╔══

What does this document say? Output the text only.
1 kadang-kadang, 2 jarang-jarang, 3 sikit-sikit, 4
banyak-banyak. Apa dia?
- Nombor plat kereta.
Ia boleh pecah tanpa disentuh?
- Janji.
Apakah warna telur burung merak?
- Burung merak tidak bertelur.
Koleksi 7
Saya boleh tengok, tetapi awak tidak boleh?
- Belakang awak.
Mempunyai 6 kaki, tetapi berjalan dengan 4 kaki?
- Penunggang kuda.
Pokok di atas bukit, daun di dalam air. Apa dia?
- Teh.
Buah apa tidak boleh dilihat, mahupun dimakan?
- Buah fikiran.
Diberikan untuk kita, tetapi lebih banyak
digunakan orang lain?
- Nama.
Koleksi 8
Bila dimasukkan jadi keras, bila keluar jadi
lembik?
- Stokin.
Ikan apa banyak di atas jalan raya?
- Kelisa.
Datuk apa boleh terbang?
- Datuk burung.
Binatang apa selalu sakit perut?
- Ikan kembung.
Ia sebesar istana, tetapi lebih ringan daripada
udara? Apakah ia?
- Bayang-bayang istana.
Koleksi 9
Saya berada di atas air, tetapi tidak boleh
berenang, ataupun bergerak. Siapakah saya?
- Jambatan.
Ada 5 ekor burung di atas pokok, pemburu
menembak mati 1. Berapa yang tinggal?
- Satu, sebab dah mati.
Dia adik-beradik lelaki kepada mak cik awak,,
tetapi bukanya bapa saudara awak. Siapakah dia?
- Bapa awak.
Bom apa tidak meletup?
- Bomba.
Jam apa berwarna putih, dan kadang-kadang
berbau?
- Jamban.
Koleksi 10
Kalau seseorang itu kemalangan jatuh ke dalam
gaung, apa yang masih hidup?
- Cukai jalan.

╚══

TASK INSTRUCTIONS - Reproduce every record, matching each line exactly.

EXERCISE ANSWER -
What does this document say? Output the text only.
1 kadang-kadang, 2 jarang-jarang, 3 sikit-sikit, 4
banyak-banyak. Apa dia?
- Nombor plat kereta.
Ia boleh pecah tanpa disentuh?
- Janji.
Apakah warna telur burung merak?
- Burung merak tidak bertelur.
Koleksi 7
Saya boleh tengok, tetapi awak tidak boleh?
- Belakang awak.
Mempunyai 6 kaki, tetapi berjalan dengan 4 kaki?
- Penunggang kuda.
Pokok di atas bukit, daun di dalam air. Apa dia?
- Teh.
Buah apa tidak boleh dilihat, mahupun dimakan?
- Buah fikiran.
Diberikan untuk kita, tetapi lebih banyak
digunakan orang lain?
- Nama.
Koleksi 8
Bila dimasukkan jadi keras, bila keluar jadi
lembik?
- Stokin.
Ikan apa banyak di atas jalan raya?
- Kelisa.
Datuk apa boleh terbang?
- Datuk burung.
Binatang apa selalu sakit perut?
- Ikan kembung.
Ia sebesar istana, tetapi lebih ringan daripada
udara? Apakah ia?
- Bayang-bayang istana.
Koleksi 9
Saya berada di atas air, tetapi tidak boleh
berenang, ataupun bergerak. Siapakah saya?
- Jambatan.
Ada 5 ekor burung di atas pokok, pemburu
menembak mati 1. Berapa yang tinggal?
- Satu, sebab dah mati.
Dia adik-beradik lelaki kepada mak cik awak,,
tetapi bukanya bapa saudara awak. Siapakah dia?
- Bapa awak.
Bom apa tidak meletup?
- Bomba.
Jam apa berwarna putih, dan kadang-kadang
berbau?
- Jamban.
Koleksi 10
Kalau seseorang itu kemalangan jatuh ke dalam
gaung, apa yang masih hidup?
- Cukai jalan.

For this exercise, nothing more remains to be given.